Spatial layout entries
>>

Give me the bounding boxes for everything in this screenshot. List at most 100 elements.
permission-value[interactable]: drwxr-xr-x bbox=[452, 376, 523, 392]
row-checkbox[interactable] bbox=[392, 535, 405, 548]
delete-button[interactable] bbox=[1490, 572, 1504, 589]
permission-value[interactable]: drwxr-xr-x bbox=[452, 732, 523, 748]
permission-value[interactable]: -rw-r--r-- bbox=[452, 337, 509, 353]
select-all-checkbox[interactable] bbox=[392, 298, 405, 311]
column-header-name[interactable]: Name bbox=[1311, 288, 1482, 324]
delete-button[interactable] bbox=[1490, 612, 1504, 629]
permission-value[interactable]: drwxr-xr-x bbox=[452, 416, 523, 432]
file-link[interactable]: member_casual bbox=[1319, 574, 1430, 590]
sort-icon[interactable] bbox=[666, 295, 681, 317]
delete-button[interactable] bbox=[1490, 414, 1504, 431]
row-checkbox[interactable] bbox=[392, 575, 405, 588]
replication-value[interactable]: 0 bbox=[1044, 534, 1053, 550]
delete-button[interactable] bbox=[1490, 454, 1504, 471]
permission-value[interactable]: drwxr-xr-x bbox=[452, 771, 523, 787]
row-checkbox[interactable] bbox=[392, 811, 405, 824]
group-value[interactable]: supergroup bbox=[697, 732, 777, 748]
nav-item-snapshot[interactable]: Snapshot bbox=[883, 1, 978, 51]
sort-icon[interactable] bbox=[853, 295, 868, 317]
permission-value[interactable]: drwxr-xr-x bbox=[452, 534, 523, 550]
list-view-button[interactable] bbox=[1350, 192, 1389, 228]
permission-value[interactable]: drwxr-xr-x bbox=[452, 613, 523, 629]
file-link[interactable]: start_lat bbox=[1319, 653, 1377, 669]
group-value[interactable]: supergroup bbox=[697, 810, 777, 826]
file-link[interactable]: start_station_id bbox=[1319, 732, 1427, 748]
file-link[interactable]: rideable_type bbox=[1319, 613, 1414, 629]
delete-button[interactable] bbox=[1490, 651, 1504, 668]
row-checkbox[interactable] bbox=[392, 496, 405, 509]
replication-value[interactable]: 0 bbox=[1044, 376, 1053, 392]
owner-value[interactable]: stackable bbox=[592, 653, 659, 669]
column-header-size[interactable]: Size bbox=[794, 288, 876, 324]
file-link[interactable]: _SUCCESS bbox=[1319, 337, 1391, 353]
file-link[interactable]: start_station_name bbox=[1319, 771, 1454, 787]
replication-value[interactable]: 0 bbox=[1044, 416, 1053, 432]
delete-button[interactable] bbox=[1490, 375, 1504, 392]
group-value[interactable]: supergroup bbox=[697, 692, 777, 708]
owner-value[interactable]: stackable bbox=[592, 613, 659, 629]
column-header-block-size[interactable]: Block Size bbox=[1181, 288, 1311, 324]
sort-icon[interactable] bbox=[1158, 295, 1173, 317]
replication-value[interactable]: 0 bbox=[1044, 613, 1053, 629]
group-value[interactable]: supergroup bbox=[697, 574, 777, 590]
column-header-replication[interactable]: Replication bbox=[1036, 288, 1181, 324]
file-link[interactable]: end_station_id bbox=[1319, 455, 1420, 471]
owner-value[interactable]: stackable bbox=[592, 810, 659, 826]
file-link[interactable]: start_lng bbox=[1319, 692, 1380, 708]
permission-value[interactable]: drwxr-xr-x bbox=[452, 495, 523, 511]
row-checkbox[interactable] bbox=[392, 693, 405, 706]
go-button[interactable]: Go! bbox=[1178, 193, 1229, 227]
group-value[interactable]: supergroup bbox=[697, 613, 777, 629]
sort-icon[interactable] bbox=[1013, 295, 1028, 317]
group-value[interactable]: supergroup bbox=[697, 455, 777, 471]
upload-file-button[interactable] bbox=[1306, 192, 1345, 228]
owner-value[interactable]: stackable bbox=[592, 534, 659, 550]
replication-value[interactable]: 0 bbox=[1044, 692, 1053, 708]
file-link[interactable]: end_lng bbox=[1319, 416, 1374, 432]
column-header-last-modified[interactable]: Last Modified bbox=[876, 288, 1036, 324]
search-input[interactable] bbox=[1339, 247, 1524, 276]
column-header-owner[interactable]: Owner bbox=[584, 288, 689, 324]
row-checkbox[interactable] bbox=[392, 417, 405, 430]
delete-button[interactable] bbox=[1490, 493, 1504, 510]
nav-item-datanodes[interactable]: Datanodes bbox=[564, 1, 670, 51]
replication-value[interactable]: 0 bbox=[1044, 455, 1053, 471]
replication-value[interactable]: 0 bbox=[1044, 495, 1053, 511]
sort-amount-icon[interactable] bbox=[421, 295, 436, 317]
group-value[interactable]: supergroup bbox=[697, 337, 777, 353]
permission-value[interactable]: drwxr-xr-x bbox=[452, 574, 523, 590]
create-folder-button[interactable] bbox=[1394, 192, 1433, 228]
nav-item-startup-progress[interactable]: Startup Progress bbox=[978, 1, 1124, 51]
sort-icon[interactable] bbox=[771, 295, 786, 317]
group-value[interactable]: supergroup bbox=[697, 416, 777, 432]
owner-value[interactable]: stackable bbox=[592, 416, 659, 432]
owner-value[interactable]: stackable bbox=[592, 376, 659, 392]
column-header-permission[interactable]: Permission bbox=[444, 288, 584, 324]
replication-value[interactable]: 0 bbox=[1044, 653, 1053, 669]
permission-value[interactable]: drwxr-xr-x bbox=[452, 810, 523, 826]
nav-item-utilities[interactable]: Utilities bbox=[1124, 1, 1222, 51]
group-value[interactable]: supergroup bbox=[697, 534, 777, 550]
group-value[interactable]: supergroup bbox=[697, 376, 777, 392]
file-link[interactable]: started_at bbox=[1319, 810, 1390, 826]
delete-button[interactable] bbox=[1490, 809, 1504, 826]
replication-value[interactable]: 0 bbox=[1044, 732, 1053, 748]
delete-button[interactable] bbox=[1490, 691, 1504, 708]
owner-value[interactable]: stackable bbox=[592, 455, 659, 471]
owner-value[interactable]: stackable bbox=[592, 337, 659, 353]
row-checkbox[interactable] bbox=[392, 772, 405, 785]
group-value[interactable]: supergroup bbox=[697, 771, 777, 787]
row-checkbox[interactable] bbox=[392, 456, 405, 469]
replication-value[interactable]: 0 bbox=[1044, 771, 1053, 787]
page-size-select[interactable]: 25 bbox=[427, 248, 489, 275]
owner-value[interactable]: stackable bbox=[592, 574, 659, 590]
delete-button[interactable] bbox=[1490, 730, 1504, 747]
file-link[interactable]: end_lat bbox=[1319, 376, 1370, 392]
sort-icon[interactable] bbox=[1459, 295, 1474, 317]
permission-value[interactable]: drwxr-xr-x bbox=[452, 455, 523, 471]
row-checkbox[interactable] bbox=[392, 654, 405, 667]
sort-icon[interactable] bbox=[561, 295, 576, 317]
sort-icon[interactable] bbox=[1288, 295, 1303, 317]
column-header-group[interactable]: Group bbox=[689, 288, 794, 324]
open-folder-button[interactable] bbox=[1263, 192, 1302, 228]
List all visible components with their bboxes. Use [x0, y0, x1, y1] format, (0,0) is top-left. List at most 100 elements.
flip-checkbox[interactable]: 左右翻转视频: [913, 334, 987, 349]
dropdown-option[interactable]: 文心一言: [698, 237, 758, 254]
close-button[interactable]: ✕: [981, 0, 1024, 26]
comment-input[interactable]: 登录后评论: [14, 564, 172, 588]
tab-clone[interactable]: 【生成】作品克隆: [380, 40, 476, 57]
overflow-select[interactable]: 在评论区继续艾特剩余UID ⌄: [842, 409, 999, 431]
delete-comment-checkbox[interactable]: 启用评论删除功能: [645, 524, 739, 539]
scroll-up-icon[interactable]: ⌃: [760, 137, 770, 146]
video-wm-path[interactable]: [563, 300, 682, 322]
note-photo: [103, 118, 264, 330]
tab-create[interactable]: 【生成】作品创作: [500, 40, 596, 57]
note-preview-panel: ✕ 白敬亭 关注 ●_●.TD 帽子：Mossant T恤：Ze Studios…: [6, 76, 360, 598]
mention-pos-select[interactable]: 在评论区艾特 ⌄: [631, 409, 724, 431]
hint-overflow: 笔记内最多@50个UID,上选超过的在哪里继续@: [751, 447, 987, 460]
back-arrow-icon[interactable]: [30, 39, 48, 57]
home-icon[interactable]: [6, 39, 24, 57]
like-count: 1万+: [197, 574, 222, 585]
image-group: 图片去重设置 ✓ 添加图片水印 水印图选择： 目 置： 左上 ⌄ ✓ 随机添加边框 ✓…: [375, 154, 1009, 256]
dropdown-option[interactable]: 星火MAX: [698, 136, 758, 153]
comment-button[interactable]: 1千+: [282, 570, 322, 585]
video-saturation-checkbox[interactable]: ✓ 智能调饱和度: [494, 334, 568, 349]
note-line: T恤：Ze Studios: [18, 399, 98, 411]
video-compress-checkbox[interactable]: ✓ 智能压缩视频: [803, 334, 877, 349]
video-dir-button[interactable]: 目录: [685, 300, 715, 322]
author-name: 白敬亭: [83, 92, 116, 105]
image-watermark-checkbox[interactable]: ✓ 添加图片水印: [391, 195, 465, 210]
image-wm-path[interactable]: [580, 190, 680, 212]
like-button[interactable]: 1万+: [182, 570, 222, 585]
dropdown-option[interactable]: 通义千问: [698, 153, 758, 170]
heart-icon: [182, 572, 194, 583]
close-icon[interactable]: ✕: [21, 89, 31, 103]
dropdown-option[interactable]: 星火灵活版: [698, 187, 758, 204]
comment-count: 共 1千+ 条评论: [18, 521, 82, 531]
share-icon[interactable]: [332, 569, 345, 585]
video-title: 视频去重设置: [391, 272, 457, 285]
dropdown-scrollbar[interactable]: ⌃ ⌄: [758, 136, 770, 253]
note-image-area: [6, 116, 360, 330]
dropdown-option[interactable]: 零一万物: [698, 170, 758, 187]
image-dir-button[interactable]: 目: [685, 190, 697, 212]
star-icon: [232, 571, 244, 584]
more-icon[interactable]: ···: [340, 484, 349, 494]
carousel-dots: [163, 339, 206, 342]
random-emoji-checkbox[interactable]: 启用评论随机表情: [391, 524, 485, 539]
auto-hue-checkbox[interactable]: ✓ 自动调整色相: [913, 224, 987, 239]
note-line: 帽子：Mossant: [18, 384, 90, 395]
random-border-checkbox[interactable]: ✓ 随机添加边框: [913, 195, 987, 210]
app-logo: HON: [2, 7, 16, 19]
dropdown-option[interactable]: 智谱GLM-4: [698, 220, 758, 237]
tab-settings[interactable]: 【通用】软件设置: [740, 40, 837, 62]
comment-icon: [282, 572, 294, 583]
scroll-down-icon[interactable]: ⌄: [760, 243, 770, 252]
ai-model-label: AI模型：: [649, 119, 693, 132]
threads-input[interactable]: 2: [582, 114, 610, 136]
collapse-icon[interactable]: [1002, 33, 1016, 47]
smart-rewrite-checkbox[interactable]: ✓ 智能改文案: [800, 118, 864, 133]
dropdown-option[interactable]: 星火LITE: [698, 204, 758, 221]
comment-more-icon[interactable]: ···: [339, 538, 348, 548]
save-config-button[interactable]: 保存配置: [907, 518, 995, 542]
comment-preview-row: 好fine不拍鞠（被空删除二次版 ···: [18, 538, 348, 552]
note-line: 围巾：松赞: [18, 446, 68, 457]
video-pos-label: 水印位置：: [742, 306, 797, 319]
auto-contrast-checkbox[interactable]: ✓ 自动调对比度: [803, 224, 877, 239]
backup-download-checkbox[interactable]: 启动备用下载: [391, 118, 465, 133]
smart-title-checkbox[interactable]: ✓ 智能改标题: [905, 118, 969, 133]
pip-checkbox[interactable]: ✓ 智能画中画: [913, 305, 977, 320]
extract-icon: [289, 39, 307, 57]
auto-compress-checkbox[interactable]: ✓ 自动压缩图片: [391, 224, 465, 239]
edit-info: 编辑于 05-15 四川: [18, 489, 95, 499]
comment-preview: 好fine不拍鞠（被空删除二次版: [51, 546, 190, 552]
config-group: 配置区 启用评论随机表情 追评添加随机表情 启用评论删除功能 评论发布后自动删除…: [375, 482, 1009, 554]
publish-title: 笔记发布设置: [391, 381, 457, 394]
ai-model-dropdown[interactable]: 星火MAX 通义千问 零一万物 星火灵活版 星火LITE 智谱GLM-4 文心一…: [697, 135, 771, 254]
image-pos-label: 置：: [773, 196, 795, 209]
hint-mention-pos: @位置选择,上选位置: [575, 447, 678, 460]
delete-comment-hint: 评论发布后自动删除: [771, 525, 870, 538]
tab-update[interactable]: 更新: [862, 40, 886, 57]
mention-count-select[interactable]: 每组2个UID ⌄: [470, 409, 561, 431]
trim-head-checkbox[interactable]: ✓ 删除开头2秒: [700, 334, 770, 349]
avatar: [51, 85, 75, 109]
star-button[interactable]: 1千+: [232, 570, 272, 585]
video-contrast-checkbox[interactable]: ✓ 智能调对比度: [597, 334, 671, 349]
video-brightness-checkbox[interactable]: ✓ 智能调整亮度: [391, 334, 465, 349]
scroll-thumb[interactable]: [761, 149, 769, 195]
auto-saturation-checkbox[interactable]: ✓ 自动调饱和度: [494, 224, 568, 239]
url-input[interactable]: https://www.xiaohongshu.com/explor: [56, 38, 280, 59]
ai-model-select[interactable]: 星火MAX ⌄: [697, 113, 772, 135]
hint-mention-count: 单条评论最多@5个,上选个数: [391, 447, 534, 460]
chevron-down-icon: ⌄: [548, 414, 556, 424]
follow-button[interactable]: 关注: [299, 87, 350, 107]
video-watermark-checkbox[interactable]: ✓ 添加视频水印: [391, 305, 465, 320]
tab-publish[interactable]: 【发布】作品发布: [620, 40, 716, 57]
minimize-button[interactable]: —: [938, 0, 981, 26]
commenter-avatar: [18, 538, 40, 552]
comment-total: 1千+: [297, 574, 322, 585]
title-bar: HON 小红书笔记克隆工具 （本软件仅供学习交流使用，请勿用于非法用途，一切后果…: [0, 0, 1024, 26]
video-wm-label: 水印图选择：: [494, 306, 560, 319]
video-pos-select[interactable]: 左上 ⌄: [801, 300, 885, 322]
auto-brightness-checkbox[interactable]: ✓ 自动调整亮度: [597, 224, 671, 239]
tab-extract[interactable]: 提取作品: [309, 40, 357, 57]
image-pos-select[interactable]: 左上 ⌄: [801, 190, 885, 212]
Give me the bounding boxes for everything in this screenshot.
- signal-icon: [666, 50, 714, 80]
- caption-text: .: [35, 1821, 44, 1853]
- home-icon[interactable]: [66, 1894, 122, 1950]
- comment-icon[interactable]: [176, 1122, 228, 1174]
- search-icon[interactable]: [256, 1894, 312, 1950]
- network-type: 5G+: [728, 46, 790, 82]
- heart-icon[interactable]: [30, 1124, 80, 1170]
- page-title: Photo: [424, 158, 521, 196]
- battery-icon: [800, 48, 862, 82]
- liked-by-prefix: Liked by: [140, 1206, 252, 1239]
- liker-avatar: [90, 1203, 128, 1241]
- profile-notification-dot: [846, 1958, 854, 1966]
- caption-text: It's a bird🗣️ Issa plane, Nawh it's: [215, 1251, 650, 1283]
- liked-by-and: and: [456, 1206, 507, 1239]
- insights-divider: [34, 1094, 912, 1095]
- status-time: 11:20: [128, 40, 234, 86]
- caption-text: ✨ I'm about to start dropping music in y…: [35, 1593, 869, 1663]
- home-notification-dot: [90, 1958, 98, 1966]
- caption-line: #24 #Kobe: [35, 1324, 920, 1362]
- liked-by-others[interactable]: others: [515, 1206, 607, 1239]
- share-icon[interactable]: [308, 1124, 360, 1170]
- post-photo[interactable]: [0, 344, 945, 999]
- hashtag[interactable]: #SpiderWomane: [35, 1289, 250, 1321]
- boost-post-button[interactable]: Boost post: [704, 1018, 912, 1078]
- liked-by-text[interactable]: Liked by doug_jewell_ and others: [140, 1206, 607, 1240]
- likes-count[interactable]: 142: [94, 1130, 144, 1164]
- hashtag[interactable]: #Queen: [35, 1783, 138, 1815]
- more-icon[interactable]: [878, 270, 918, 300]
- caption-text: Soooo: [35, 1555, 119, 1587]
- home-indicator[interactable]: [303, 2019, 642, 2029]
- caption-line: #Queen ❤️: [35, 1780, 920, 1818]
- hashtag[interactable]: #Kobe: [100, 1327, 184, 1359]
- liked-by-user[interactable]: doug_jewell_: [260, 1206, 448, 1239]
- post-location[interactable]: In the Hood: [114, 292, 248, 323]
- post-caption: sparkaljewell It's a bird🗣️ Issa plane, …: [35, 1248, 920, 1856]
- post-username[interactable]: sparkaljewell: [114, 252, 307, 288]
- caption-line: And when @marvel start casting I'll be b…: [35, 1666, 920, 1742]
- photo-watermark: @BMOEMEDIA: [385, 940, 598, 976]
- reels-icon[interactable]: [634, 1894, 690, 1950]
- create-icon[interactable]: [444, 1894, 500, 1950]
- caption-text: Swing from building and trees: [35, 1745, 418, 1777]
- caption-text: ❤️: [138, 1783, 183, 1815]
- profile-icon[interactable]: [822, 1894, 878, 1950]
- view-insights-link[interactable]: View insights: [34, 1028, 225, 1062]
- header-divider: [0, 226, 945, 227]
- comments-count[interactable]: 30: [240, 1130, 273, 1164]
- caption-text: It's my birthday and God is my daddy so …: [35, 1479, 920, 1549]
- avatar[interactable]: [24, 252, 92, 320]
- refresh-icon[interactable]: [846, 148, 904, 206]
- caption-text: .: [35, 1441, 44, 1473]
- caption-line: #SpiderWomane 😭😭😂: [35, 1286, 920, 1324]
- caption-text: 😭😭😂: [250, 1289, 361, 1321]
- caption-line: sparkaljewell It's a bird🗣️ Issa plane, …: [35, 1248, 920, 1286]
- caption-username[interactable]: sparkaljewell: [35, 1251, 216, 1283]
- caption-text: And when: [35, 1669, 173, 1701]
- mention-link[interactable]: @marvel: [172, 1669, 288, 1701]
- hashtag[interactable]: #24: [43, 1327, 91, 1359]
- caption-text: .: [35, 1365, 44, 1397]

<<

Put the lines from the start of the records through the line containing "row-checkbox[interactable] bbox=[392, 811, 405, 824]" into a numbered list, skipping any blank lines.

1. Give me the bounding boxes for everything in this screenshot. List at most 100 elements.
2. permission-value[interactable]: drwxr-xr-x bbox=[452, 376, 523, 392]
3. row-checkbox[interactable] bbox=[392, 535, 405, 548]
4. delete-button[interactable] bbox=[1490, 572, 1504, 589]
5. permission-value[interactable]: drwxr-xr-x bbox=[452, 732, 523, 748]
6. permission-value[interactable]: -rw-r--r-- bbox=[452, 337, 509, 353]
7. select-all-checkbox[interactable] bbox=[392, 298, 405, 311]
8. column-header-name[interactable]: Name bbox=[1311, 288, 1482, 324]
9. delete-button[interactable] bbox=[1490, 612, 1504, 629]
10. permission-value[interactable]: drwxr-xr-x bbox=[452, 416, 523, 432]
11. file-link[interactable]: member_casual bbox=[1319, 574, 1430, 590]
12. sort-icon[interactable] bbox=[666, 295, 681, 317]
13. delete-button[interactable] bbox=[1490, 414, 1504, 431]
14. row-checkbox[interactable] bbox=[392, 575, 405, 588]
15. replication-value[interactable]: 0 bbox=[1044, 534, 1053, 550]
16. delete-button[interactable] bbox=[1490, 454, 1504, 471]
17. permission-value[interactable]: drwxr-xr-x bbox=[452, 771, 523, 787]
18. row-checkbox[interactable] bbox=[392, 811, 405, 824]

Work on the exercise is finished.